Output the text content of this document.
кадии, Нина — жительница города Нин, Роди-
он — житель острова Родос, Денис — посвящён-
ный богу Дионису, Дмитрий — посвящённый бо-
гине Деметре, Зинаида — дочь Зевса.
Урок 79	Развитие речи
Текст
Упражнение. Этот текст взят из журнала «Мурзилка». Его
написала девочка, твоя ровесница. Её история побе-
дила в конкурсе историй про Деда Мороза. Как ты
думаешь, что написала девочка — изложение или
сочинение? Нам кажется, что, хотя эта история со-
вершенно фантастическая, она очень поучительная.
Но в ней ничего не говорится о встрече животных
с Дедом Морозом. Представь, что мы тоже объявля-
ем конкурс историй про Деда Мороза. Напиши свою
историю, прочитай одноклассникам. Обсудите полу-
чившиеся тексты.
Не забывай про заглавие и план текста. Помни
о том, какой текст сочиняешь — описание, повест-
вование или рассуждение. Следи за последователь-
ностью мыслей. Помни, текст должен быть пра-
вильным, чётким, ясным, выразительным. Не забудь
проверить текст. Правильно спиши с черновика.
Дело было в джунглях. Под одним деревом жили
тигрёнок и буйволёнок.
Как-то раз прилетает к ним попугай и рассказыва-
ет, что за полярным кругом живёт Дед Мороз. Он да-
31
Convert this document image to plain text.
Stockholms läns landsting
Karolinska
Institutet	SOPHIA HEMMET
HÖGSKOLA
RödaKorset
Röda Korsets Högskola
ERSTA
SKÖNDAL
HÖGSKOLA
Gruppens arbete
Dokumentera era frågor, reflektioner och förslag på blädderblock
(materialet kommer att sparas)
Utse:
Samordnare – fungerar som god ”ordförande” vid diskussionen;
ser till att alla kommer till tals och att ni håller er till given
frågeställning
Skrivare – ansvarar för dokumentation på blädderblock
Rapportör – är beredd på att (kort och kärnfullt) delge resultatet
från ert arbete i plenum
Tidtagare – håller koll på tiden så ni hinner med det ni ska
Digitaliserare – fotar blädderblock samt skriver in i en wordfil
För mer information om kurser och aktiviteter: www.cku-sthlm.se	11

= = = = = = =

WHAT TO DO:
Copy every line of the entries above in which "arbete" occurs.

RESPONSE FOR THIS EXERCISE:
Gruppens arbete
från ert arbete i plenum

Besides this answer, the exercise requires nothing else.